--- Your objective ---
In the data below, find each line containing the string "name" and return it.
** start of Listed records **
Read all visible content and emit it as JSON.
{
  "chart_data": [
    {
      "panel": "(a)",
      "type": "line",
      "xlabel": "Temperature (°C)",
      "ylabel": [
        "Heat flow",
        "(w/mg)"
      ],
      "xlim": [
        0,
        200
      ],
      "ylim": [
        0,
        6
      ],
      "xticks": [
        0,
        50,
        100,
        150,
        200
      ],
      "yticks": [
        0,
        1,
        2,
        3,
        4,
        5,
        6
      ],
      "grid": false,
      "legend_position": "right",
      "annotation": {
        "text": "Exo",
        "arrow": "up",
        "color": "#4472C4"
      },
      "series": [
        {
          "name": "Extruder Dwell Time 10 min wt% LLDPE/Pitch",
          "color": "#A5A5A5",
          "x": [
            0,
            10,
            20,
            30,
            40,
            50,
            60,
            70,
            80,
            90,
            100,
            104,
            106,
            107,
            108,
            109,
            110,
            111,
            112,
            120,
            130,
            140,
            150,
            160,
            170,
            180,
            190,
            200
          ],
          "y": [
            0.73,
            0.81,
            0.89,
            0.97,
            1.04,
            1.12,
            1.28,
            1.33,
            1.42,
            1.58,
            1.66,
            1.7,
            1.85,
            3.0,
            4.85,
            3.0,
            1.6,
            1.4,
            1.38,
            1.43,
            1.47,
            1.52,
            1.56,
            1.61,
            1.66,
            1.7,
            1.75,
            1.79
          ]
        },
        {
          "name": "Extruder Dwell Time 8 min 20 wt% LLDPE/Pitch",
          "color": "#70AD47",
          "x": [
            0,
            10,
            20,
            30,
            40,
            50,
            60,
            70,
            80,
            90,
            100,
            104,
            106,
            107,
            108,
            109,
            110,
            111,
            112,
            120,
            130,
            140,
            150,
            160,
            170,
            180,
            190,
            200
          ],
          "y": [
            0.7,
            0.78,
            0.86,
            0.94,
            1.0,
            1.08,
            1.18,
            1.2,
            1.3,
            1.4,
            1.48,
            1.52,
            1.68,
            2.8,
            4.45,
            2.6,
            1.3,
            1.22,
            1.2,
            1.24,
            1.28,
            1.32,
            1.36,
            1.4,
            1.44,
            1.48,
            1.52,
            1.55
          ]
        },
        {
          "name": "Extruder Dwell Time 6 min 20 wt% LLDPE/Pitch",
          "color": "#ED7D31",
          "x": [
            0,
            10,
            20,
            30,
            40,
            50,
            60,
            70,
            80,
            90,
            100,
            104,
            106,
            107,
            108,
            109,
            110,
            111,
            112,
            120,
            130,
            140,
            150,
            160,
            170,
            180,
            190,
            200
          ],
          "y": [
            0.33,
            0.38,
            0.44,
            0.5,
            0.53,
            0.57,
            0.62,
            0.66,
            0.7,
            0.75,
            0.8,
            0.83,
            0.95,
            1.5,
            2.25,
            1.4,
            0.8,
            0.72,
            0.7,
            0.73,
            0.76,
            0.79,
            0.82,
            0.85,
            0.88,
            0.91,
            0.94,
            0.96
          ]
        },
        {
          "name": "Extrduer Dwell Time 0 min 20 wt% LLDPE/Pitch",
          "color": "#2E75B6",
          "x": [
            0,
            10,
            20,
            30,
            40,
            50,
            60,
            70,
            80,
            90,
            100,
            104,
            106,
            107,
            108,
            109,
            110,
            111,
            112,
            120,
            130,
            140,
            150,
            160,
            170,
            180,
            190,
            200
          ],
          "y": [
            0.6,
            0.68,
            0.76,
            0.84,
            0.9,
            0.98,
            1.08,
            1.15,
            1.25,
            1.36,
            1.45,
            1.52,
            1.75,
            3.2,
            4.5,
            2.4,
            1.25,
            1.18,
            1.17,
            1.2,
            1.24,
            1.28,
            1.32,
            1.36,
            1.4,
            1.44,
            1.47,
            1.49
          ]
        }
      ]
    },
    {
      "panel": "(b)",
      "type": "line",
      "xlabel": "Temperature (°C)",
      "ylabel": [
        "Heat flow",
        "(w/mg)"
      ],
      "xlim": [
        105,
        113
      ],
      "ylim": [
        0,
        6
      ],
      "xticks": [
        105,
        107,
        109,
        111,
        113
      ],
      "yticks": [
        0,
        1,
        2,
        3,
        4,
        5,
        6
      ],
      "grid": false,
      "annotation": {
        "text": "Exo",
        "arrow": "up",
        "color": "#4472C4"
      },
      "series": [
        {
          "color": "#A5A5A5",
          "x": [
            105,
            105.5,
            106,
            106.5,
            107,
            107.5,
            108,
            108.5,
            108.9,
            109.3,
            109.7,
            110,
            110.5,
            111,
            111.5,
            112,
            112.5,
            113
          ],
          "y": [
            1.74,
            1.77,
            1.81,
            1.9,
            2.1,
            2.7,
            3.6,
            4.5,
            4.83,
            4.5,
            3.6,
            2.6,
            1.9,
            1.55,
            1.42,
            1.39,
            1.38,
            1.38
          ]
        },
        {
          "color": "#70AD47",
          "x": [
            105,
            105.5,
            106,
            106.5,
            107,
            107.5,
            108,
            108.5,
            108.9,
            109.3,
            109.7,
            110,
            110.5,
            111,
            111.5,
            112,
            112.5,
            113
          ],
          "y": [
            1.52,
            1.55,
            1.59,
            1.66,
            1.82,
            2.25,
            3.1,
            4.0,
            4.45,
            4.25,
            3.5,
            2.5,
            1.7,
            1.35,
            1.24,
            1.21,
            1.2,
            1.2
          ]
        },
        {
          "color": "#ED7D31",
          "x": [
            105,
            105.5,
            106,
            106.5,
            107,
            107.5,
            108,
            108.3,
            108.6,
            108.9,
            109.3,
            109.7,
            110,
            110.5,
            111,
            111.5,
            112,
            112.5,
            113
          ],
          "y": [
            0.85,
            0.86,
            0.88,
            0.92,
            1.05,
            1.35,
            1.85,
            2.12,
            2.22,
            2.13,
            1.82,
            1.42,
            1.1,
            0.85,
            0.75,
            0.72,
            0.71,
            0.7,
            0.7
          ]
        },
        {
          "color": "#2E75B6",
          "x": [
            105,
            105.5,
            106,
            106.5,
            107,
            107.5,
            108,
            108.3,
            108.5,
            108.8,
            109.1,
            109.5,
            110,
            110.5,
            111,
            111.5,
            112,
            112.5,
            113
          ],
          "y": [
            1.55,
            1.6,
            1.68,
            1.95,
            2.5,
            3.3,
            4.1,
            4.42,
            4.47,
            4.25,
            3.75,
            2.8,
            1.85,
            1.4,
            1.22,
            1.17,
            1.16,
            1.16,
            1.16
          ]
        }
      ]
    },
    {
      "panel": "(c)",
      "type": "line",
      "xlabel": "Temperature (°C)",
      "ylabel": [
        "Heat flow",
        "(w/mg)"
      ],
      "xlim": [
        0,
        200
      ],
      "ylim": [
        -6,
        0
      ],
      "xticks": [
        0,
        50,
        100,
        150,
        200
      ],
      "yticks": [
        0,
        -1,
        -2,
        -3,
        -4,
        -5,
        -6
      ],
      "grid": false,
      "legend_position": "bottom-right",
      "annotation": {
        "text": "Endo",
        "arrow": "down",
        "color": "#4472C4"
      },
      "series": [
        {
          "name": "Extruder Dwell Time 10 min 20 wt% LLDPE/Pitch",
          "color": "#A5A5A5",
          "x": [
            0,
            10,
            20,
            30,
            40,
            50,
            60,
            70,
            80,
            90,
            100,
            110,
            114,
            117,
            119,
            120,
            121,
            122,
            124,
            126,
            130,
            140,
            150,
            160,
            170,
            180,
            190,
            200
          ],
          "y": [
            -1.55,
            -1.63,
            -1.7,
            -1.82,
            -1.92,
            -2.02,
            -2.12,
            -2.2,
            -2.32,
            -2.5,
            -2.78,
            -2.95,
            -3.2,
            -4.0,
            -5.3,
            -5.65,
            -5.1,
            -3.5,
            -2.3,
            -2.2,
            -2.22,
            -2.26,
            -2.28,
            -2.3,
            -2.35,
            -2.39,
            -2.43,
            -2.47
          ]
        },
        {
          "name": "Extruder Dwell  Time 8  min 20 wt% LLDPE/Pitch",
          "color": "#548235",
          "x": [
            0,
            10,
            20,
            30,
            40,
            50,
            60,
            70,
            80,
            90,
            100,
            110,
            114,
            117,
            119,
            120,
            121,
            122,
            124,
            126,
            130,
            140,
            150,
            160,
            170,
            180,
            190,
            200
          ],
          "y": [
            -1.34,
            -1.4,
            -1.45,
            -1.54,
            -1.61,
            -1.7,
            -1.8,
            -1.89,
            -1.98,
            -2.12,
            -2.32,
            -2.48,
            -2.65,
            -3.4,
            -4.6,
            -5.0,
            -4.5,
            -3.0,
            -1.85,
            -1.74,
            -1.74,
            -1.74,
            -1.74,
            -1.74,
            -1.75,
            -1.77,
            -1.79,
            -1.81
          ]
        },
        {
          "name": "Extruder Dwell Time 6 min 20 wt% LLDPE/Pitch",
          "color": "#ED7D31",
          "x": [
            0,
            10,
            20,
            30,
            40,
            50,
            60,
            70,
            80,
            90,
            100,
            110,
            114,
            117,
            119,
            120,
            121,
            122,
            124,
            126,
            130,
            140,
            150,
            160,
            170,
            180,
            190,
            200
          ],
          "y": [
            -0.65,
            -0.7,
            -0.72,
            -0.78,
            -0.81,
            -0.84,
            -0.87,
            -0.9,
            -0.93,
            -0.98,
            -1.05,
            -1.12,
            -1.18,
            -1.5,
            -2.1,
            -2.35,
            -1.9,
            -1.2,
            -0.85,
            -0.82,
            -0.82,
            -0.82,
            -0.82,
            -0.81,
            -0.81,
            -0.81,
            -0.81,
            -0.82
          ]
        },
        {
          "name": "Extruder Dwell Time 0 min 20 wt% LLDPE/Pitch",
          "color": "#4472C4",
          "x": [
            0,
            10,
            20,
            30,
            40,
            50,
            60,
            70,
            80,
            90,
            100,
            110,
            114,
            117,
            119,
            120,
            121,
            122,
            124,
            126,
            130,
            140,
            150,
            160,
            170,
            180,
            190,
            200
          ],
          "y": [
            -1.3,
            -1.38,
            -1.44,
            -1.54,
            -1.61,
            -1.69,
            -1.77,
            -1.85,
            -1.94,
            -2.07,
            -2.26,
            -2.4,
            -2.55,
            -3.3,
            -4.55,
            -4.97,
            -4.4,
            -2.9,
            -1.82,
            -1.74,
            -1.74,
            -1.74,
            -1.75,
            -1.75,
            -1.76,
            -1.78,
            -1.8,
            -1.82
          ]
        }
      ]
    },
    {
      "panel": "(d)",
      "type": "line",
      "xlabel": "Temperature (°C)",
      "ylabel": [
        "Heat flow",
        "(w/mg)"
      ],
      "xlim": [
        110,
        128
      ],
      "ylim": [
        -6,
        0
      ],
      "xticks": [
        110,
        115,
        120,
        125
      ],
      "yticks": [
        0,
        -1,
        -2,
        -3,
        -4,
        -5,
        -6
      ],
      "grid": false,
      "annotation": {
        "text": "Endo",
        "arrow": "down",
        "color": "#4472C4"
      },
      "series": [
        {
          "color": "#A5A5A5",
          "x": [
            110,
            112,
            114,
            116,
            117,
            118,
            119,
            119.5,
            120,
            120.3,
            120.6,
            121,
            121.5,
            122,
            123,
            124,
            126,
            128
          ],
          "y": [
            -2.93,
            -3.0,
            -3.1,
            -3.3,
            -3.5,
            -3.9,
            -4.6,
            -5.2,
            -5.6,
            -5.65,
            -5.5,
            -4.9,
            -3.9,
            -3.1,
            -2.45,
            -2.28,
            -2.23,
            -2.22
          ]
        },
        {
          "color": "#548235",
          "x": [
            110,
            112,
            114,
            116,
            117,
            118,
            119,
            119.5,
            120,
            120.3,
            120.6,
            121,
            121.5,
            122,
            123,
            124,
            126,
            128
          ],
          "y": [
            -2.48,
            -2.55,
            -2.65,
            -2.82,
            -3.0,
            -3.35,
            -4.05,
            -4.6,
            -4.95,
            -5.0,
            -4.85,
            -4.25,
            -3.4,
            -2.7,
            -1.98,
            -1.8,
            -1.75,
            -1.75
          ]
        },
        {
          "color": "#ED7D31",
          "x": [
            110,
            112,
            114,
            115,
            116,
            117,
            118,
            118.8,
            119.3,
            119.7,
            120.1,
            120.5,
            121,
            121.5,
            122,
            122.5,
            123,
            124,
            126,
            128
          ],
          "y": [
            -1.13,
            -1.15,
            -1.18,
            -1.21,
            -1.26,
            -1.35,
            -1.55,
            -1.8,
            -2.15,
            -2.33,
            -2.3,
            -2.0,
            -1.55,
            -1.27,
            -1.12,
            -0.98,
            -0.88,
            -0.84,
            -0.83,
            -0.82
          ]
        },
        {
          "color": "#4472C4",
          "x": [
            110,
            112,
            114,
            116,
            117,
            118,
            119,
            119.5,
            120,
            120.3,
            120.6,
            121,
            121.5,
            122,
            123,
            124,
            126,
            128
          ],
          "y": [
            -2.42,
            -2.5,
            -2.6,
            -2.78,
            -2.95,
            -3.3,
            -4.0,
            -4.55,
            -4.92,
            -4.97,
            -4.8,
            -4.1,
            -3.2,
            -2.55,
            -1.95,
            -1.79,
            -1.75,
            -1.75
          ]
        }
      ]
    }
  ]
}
** end of Listed records **
--- Correct answer ---
          "name": "Extruder Dwell Time 10 min wt% LLDPE/Pitch",
          "name": "Extruder Dwell Time 8 min 20 wt% LLDPE/Pitch",
          "name": "Extruder Dwell Time 6 min 20 wt% LLDPE/Pitch",
          "name": "Extrduer Dwell Time 0 min 20 wt% LLDPE/Pitch",
          "name": "Extruder Dwell Time 10 min 20 wt% LLDPE/Pitch",
          "name": "Extruder Dwell  Time 8  min 20 wt% LLDPE/Pitch",
          "name": "Extruder Dwell Time 6 min 20 wt% LLDPE/Pitch",
          "name": "Extruder Dwell Time 0 min 20 wt% LLDPE/Pitch",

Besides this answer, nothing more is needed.